- [STATED PROBLEM]
Take the entries below and reproduce them word for word.

- [MATERIAL TO PROCESS]
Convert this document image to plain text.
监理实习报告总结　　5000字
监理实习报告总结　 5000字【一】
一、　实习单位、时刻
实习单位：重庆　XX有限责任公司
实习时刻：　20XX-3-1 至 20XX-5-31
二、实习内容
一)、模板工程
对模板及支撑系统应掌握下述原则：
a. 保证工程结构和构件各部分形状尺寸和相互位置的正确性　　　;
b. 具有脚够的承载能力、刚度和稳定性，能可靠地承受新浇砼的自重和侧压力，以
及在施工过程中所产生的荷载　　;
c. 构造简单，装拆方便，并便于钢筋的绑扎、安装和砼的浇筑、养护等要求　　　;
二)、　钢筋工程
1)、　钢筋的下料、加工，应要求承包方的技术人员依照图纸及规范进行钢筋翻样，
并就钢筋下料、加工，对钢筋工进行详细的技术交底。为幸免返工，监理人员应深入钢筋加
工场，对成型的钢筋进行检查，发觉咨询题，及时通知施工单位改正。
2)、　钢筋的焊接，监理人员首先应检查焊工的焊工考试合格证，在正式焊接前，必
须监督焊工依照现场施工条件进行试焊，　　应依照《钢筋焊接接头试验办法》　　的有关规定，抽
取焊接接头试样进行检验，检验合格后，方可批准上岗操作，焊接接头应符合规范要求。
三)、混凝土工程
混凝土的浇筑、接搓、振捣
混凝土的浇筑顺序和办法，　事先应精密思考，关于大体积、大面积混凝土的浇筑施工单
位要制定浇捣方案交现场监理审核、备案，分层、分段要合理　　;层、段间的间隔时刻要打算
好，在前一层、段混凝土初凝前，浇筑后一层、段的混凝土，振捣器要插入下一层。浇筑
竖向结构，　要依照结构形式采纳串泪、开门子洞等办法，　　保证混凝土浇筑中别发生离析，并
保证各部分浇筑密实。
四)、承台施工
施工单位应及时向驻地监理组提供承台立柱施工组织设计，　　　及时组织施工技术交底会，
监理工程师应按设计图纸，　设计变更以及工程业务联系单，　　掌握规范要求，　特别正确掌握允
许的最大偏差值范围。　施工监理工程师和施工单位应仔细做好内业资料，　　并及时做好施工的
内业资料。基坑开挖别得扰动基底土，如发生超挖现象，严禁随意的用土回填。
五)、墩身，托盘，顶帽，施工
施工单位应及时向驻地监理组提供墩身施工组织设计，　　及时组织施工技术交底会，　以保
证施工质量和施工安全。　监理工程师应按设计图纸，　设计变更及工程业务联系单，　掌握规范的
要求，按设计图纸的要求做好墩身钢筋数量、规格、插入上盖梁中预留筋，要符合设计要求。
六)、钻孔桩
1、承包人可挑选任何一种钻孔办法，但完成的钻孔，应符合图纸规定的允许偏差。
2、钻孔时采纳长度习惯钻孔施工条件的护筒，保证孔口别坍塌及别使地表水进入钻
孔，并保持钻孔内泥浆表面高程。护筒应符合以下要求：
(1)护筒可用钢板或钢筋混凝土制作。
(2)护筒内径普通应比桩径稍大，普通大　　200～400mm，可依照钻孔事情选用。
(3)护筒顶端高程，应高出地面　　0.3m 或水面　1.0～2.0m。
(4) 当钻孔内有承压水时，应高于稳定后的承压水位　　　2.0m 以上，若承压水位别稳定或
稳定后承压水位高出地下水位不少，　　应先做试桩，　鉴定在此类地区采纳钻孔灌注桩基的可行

- [SOLUTION TO THE PROBLEM]
Convert this document image to plain text.
监理实习报告总结　　5000字
监理实习报告总结　 5000字【一】
一、　实习单位、时刻
实习单位：重庆　XX有限责任公司
实习时刻：　20XX-3-1 至 20XX-5-31
二、实习内容
一)、模板工程
对模板及支撑系统应掌握下述原则：
a. 保证工程结构和构件各部分形状尺寸和相互位置的正确性　　　;
b. 具有脚够的承载能力、刚度和稳定性，能可靠地承受新浇砼的自重和侧压力，以
及在施工过程中所产生的荷载　　;
c. 构造简单，装拆方便，并便于钢筋的绑扎、安装和砼的浇筑、养护等要求　　　;
二)、　钢筋工程
1)、　钢筋的下料、加工，应要求承包方的技术人员依照图纸及规范进行钢筋翻样，
并就钢筋下料、加工，对钢筋工进行详细的技术交底。为幸免返工，监理人员应深入钢筋加
工场，对成型的钢筋进行检查，发觉咨询题，及时通知施工单位改正。
2)、　钢筋的焊接，监理人员首先应检查焊工的焊工考试合格证，在正式焊接前，必
须监督焊工依照现场施工条件进行试焊，　　应依照《钢筋焊接接头试验办法》　　的有关规定，抽
取焊接接头试样进行检验，检验合格后，方可批准上岗操作，焊接接头应符合规范要求。
三)、混凝土工程
混凝土的浇筑、接搓、振捣
混凝土的浇筑顺序和办法，　事先应精密思考，关于大体积、大面积混凝土的浇筑施工单
位要制定浇捣方案交现场监理审核、备案，分层、分段要合理　　;层、段间的间隔时刻要打算
好，在前一层、段混凝土初凝前，浇筑后一层、段的混凝土，振捣器要插入下一层。浇筑
竖向结构，　要依照结构形式采纳串泪、开门子洞等办法，　　保证混凝土浇筑中别发生离析，并
保证各部分浇筑密实。
四)、承台施工
施工单位应及时向驻地监理组提供承台立柱施工组织设计，　　　及时组织施工技术交底会，
监理工程师应按设计图纸，　设计变更以及工程业务联系单，　　掌握规范要求，　特别正确掌握允
许的最大偏差值范围。　施工监理工程师和施工单位应仔细做好内业资料，　　并及时做好施工的
内业资料。基坑开挖别得扰动基底土，如发生超挖现象，严禁随意的用土回填。
五)、墩身，托盘，顶帽，施工
施工单位应及时向驻地监理组提供墩身施工组织设计，　　及时组织施工技术交底会，　以保
证施工质量和施工安全。　监理工程师应按设计图纸，　设计变更及工程业务联系单，　掌握规范的
要求，按设计图纸的要求做好墩身钢筋数量、规格、插入上盖梁中预留筋，要符合设计要求。
六)、钻孔桩
1、承包人可挑选任何一种钻孔办法，但完成的钻孔，应符合图纸规定的允许偏差。
2、钻孔时采纳长度习惯钻孔施工条件的护筒，保证孔口别坍塌及别使地表水进入钻
孔，并保持钻孔内泥浆表面高程。护筒应符合以下要求：
(1)护筒可用钢板或钢筋混凝土制作。
(2)护筒内径普通应比桩径稍大，普通大　　200～400mm，可依照钻孔事情选用。
(3)护筒顶端高程，应高出地面　　0.3m 或水面　1.0～2.0m。
(4) 当钻孔内有承压水时，应高于稳定后的承压水位　　　2.0m 以上，若承压水位别稳定或
稳定后承压水位高出地下水位不少，　　应先做试桩，　鉴定在此类地区采纳钻孔灌注桩基的可行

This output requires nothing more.